- _Goal of the exercise_: Reproduce each record below exactly as written.

┌─ Extracted information

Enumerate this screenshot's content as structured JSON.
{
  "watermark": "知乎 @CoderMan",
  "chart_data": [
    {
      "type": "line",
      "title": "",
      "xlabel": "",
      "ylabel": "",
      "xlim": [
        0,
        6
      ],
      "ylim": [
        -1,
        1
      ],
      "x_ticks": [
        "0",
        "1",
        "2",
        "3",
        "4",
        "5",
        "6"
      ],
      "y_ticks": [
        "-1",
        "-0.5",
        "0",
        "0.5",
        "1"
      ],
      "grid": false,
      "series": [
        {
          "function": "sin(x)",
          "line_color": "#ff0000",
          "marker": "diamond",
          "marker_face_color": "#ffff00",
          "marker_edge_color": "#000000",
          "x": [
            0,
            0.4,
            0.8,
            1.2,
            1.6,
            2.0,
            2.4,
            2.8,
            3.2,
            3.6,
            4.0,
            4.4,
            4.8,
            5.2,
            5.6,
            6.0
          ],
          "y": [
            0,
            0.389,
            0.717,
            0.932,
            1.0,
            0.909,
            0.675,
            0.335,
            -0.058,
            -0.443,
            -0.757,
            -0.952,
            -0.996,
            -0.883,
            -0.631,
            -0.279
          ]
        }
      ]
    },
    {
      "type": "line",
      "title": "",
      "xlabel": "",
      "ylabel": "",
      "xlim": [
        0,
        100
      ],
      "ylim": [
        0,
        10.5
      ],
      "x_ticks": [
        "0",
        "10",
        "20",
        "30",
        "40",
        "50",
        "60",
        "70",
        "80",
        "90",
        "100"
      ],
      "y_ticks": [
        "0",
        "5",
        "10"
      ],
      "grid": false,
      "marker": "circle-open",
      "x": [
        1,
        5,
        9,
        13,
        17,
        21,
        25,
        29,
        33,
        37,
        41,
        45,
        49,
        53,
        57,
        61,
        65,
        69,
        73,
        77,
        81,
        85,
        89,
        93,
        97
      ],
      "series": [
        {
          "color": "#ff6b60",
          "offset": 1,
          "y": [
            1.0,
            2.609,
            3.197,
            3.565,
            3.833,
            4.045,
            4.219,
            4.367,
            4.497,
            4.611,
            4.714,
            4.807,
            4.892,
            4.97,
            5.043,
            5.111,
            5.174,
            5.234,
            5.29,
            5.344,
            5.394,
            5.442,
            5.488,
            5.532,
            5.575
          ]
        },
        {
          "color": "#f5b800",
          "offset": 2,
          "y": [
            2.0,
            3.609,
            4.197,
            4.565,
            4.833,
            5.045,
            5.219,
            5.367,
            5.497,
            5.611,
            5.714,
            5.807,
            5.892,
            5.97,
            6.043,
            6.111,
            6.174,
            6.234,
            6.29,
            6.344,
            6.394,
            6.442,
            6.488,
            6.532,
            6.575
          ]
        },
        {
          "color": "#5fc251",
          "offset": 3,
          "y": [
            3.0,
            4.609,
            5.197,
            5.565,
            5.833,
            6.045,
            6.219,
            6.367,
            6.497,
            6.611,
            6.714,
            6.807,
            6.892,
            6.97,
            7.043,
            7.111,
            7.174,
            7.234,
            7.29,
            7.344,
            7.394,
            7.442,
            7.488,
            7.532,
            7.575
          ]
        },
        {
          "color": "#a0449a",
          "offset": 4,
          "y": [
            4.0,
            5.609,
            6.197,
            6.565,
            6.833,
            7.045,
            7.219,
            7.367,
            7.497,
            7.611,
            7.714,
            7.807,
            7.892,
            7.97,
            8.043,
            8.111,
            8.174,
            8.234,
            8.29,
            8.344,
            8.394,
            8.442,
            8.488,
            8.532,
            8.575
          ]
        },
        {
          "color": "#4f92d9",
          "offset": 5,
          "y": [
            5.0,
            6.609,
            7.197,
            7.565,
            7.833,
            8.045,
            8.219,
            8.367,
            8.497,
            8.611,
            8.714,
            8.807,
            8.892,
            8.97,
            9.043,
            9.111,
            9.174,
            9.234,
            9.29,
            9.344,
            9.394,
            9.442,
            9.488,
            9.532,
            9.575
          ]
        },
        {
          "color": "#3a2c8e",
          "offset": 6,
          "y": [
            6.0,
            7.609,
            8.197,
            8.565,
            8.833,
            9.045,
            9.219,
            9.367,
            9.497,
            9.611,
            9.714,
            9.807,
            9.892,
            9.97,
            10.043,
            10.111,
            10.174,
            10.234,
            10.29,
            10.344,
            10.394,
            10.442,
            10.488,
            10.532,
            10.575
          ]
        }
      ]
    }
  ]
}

└─

- _Exercise output_:
Enumerate this screenshot's content as structured JSON.
{
  "watermark": "知乎 @CoderMan",
  "chart_data": [
    {
      "type": "line",
      "title": "",
      "xlabel": "",
      "ylabel": "",
      "xlim": [
        0,
        6
      ],
      "ylim": [
        -1,
        1
      ],
      "x_ticks": [
        "0",
        "1",
        "2",
        "3",
        "4",
        "5",
        "6"
      ],
      "y_ticks": [
        "-1",
        "-0.5",
        "0",
        "0.5",
        "1"
      ],
      "grid": false,
      "series": [
        {
          "function": "sin(x)",
          "line_color": "#ff0000",
          "marker": "diamond",
          "marker_face_color": "#ffff00",
          "marker_edge_color": "#000000",
          "x": [
            0,
            0.4,
            0.8,
            1.2,
            1.6,
            2.0,
            2.4,
            2.8,
            3.2,
            3.6,
            4.0,
            4.4,
            4.8,
            5.2,
            5.6,
            6.0
          ],
          "y": [
            0,
            0.389,
            0.717,
            0.932,
            1.0,
            0.909,
            0.675,
            0.335,
            -0.058,
            -0.443,
            -0.757,
            -0.952,
            -0.996,
            -0.883,
            -0.631,
            -0.279
          ]
        }
      ]
    },
    {
      "type": "line",
      "title": "",
      "xlabel": "",
      "ylabel": "",
      "xlim": [
        0,
        100
      ],
      "ylim": [
        0,
        10.5
      ],
      "x_ticks": [
        "0",
        "10",
        "20",
        "30",
        "40",
        "50",
        "60",
        "70",
        "80",
        "90",
        "100"
      ],
      "y_ticks": [
        "0",
        "5",
        "10"
      ],
      "grid": false,
      "marker": "circle-open",
      "x": [
        1,
        5,
        9,
        13,
        17,
        21,
        25,
        29,
        33,
        37,
        41,
        45,
        49,
        53,
        57,
        61,
        65,
        69,
        73,
        77,
        81,
        85,
        89,
        93,
        97
      ],
      "series": [
        {
          "color": "#ff6b60",
          "offset": 1,
          "y": [
            1.0,
            2.609,
            3.197,
            3.565,
            3.833,
            4.045,
            4.219,
            4.367,
            4.497,
            4.611,
            4.714,
            4.807,
            4.892,
            4.97,
            5.043,
            5.111,
            5.174,
            5.234,
            5.29,
            5.344,
            5.394,
            5.442,
            5.488,
            5.532,
            5.575
          ]
        },
        {
          "color": "#f5b800",
          "offset": 2,
          "y": [
            2.0,
            3.609,
            4.197,
            4.565,
            4.833,
            5.045,
            5.219,
            5.367,
            5.497,
            5.611,
            5.714,
            5.807,
            5.892,
            5.97,
            6.043,
            6.111,
            6.174,
            6.234,
            6.29,
            6.344,
            6.394,
            6.442,
            6.488,
            6.532,
            6.575
          ]
        },
        {
          "color": "#5fc251",
          "offset": 3,
          "y": [
            3.0,
            4.609,
            5.197,
            5.565,
            5.833,
            6.045,
            6.219,
            6.367,
            6.497,
            6.611,
            6.714,
            6.807,
            6.892,
            6.97,
            7.043,
            7.111,
            7.174,
            7.234,
            7.29,
            7.344,
            7.394,
            7.442,
            7.488,
            7.532,
            7.575
          ]
        },
        {
          "color": "#a0449a",
          "offset": 4,
          "y": [
            4.0,
            5.609,
            6.197,
            6.565,
            6.833,
            7.045,
            7.219,
            7.367,
            7.497,
            7.611,
            7.714,
            7.807,
            7.892,
            7.97,
            8.043,
            8.111,
            8.174,
            8.234,
            8.29,
            8.344,
            8.394,
            8.442,
            8.488,
            8.532,
            8.575
          ]
        },
        {
          "color": "#4f92d9",
          "offset": 5,
          "y": [
            5.0,
            6.609,
            7.197,
            7.565,
            7.833,
            8.045,
            8.219,
            8.367,
            8.497,
            8.611,
            8.714,
            8.807,
            8.892,
            8.97,
            9.043,
            9.111,
            9.174,
            9.234,
            9.29,
            9.344,
            9.394,
            9.442,
            9.488,
            9.532,
            9.575
          ]
        },
        {
          "color": "#3a2c8e",
          "offset": 6,
          "y": [
            6.0,
            7.609,
            8.197,
            8.565,
            8.833,
            9.045,
            9.219,
            9.367,
            9.497,
            9.611,
            9.714,
            9.807,
            9.892,
            9.97,
            10.043,
            10.111,
            10.174,
            10.234,
            10.29,
            10.344,
            10.394,
            10.442,
            10.488,
            10.532,
            10.575
          ]
        }
      ]
    }
  ]
}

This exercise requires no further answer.